■ GIVEN REQUEST: In the material below, the lines containing the word "ylabel" are required; copy each of them.

Records that describe figures:

----------

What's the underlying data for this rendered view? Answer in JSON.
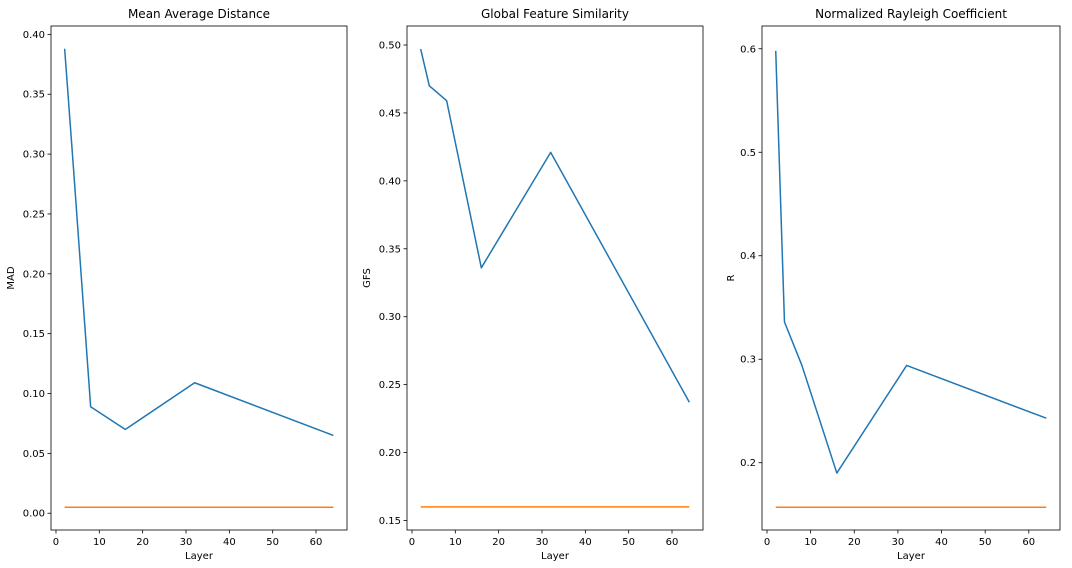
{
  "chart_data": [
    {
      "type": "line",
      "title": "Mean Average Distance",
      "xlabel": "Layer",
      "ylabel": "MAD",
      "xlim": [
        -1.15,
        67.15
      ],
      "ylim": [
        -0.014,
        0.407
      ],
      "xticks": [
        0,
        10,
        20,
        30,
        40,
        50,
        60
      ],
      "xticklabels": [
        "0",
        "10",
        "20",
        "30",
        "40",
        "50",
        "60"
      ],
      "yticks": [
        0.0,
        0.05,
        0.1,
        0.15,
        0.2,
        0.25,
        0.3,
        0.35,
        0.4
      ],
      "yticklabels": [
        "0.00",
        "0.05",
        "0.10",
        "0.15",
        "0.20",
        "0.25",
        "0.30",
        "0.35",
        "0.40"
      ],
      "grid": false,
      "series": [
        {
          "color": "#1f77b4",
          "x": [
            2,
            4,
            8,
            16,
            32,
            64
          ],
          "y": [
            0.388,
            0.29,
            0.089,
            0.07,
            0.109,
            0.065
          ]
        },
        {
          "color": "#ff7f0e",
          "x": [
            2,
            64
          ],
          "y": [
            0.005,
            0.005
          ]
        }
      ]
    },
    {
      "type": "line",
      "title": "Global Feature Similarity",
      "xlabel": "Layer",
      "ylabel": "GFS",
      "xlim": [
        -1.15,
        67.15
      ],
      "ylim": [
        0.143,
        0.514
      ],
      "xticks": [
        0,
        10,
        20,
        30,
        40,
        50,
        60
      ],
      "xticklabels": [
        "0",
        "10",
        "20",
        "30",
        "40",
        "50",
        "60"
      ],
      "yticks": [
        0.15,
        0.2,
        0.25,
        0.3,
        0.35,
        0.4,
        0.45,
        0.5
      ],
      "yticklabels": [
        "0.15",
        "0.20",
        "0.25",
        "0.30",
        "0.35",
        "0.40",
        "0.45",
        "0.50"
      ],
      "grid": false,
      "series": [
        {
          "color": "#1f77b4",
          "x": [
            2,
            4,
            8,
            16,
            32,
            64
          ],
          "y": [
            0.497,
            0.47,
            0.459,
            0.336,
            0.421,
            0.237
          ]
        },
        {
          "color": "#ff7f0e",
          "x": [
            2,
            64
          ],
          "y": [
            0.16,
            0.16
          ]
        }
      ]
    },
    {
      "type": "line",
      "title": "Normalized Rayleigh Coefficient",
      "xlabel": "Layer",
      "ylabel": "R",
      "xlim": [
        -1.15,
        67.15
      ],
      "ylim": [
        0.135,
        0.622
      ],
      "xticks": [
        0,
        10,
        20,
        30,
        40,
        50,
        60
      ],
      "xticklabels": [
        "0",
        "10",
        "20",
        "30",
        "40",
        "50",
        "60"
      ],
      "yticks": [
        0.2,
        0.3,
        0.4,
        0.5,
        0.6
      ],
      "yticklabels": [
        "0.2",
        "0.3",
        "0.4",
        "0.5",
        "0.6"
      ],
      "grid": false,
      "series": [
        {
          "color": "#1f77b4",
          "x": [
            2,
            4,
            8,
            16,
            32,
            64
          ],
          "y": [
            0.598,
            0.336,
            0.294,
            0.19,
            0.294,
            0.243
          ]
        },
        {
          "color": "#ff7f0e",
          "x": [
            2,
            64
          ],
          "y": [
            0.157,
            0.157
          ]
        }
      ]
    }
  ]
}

----------

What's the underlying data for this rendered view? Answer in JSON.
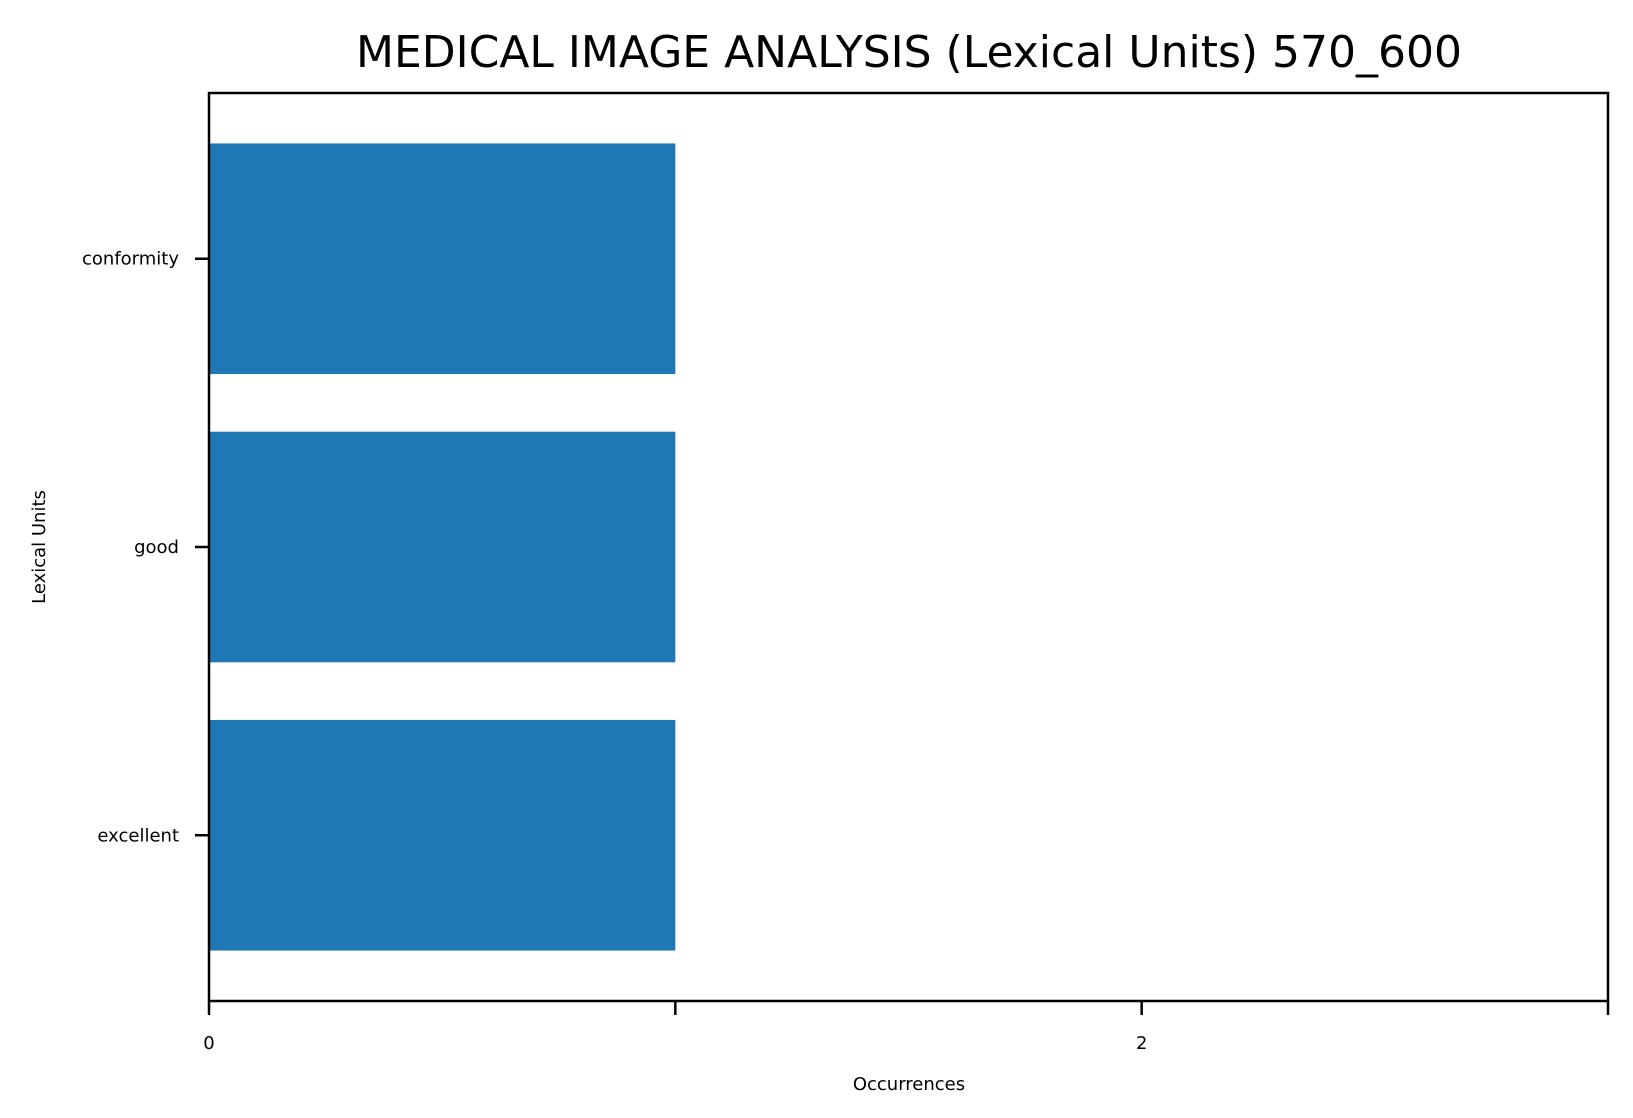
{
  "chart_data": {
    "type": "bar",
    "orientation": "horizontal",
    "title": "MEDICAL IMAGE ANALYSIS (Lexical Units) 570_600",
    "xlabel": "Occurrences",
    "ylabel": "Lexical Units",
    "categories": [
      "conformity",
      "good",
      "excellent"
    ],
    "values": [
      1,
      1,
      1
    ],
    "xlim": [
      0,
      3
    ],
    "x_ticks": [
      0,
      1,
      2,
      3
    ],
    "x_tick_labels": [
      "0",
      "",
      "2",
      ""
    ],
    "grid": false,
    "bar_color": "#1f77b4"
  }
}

----------

■ RESULT FOR THIS EXERCISE:
      "ylabel": "MAD",
      "ylabel": "GFS",
      "ylabel": "R",
    "ylabel": "Lexical Units",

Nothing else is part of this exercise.